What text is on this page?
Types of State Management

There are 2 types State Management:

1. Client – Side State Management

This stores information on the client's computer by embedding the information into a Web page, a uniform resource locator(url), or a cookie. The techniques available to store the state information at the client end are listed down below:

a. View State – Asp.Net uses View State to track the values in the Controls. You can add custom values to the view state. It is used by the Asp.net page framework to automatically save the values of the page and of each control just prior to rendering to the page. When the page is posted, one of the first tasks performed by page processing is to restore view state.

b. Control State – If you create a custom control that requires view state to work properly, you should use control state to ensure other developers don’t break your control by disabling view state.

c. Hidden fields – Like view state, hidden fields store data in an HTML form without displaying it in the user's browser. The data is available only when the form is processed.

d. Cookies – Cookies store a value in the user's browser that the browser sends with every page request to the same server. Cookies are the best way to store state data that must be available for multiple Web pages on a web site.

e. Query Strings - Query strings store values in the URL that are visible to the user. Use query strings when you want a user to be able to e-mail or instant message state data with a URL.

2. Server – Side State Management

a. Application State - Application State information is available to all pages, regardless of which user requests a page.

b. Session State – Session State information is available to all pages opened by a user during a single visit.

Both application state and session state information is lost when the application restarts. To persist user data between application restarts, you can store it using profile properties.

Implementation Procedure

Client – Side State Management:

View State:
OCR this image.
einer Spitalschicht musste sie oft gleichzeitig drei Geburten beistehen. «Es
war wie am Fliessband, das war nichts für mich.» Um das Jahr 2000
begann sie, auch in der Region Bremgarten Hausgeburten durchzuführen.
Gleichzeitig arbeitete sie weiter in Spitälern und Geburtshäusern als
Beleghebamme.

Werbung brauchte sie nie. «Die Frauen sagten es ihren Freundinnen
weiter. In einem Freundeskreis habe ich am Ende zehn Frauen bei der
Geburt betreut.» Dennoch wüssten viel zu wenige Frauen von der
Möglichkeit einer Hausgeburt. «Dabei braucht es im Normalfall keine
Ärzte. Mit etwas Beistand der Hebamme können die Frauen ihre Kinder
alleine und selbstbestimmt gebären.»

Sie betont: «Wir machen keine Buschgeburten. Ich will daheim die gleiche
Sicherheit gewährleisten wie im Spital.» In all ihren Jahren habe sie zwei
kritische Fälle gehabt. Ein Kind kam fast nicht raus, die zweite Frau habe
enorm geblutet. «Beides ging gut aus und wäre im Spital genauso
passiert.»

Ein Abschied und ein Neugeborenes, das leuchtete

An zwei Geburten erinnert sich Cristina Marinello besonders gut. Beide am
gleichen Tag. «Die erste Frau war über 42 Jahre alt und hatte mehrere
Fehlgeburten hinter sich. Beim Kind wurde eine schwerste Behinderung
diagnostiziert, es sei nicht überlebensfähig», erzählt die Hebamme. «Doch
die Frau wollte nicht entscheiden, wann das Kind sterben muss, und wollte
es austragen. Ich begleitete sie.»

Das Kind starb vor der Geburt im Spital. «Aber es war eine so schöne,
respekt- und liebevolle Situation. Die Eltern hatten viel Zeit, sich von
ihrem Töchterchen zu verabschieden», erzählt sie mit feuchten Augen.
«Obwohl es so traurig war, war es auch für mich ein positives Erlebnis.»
━━━━━━━━━━━━━━━━
Work to do →
Gather each line from the listing above that holds "values".

Task solution →
a. View State – Asp.Net uses View State to track the values in the Controls. You can add custom values to the view state. It is used by the Asp.net page framework to automatically save the values of the page and of each control just prior to rendering to the page. When the page is posted, one of the first tasks performed by page processing is to restore view state.
e. Query Strings - Query strings store values in the URL that are visible to the user. Use query strings when you want a user to be able to e-mail or instant message state data with a URL.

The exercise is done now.